» DIRECTION: Determine how many lines of the material hold the string "text" and reply with only that number.

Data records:
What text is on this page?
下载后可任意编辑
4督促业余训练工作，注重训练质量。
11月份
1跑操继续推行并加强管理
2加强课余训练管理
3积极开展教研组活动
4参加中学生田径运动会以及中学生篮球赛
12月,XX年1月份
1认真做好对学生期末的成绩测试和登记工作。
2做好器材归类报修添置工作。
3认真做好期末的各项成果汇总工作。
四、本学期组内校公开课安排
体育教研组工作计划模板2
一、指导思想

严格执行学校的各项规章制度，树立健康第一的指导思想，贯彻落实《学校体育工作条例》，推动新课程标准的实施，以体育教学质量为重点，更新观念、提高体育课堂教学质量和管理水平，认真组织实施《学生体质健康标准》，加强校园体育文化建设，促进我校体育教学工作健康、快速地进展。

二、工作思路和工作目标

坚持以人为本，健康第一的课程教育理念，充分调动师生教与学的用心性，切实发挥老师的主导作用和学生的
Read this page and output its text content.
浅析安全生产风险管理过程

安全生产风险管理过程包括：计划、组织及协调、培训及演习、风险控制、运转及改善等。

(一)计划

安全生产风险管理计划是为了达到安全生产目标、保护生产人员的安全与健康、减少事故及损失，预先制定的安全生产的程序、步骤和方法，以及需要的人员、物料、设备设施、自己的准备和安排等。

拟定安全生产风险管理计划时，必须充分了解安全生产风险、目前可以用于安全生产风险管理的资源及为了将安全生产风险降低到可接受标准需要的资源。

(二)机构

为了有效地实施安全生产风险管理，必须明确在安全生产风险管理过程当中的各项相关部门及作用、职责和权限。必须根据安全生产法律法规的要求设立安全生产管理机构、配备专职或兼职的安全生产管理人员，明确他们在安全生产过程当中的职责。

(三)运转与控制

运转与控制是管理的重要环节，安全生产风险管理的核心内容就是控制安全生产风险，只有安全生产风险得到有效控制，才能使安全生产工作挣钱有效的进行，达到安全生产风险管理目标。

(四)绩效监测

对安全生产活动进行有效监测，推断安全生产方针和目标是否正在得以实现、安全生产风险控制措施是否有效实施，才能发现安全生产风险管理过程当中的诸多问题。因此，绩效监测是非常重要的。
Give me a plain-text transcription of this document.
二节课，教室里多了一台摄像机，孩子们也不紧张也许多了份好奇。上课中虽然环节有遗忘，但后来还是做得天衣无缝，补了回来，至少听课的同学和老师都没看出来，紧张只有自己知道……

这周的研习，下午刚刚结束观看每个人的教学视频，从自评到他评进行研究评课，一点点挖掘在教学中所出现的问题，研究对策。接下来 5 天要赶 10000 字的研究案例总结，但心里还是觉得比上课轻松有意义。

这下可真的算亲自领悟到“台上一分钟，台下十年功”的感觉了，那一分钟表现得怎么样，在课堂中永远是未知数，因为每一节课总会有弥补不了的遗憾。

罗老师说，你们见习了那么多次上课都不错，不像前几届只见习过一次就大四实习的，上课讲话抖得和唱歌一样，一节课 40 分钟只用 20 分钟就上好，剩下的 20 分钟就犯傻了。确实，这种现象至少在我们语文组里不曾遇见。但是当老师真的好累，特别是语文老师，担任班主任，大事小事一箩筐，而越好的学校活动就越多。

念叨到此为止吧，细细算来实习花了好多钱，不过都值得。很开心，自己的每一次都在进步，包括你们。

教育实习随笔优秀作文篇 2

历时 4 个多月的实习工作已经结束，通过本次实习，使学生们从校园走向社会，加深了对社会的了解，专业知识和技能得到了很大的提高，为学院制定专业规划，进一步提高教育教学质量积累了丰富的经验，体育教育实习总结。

» RESULT FOR THIS TASK: 3